# Exercise inputs
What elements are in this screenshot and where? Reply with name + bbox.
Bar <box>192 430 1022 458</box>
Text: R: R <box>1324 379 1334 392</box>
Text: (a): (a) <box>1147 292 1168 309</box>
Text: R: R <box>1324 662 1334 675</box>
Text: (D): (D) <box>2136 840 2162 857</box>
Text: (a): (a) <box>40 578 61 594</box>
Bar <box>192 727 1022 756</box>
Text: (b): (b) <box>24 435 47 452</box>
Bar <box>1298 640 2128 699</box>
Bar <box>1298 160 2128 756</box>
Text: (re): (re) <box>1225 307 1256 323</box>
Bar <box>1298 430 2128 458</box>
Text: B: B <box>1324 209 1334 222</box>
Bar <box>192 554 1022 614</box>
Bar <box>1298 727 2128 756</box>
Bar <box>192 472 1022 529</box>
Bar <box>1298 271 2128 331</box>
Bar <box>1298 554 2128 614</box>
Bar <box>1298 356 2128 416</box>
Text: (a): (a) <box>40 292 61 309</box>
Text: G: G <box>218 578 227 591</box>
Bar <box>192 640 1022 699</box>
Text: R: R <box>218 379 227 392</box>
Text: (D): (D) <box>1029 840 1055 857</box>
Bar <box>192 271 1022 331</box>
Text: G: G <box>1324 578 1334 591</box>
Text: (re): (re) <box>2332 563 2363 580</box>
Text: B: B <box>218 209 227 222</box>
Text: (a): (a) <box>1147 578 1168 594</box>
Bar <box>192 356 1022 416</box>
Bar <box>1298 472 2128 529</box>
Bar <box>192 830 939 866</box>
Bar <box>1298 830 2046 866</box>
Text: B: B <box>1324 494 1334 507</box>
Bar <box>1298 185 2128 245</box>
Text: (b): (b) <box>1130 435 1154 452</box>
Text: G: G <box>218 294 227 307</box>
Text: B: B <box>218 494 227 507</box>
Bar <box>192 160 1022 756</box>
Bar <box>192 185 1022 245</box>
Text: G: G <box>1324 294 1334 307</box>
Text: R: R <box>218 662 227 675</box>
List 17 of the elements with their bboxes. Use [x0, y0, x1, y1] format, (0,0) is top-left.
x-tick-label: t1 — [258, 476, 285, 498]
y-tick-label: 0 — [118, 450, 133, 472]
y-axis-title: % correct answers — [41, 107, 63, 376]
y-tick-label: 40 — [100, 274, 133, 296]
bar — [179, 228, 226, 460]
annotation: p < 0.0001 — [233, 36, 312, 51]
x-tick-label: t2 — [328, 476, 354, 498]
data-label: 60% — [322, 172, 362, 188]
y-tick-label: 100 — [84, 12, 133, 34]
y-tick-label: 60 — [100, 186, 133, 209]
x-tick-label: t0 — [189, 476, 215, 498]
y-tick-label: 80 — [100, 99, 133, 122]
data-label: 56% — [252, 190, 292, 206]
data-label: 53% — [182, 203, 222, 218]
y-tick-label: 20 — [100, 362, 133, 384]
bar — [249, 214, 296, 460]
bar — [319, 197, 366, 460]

# Given request
Can you reproduce the data line for line, from its first line through the line that contains "Text: (a): (a) <box>40 292 61 309</box>", and stop there?

# Expected answer
What elements are in this screenshot and where? Reply with name + bbox.
Bar <box>192 430 1022 458</box>
Text: R: R <box>1324 379 1334 392</box>
Text: (a): (a) <box>1147 292 1168 309</box>
Text: R: R <box>1324 662 1334 675</box>
Text: (D): (D) <box>2136 840 2162 857</box>
Text: (a): (a) <box>40 578 61 594</box>
Bar <box>192 727 1022 756</box>
Text: (b): (b) <box>24 435 47 452</box>
Bar <box>1298 640 2128 699</box>
Bar <box>1298 160 2128 756</box>
Text: (re): (re) <box>1225 307 1256 323</box>
Bar <box>1298 430 2128 458</box>
Text: B: B <box>1324 209 1334 222</box>
Bar <box>192 554 1022 614</box>
Bar <box>1298 727 2128 756</box>
Bar <box>192 472 1022 529</box>
Bar <box>1298 271 2128 331</box>
Bar <box>1298 554 2128 614</box>
Bar <box>1298 356 2128 416</box>
Text: (a): (a) <box>40 292 61 309</box>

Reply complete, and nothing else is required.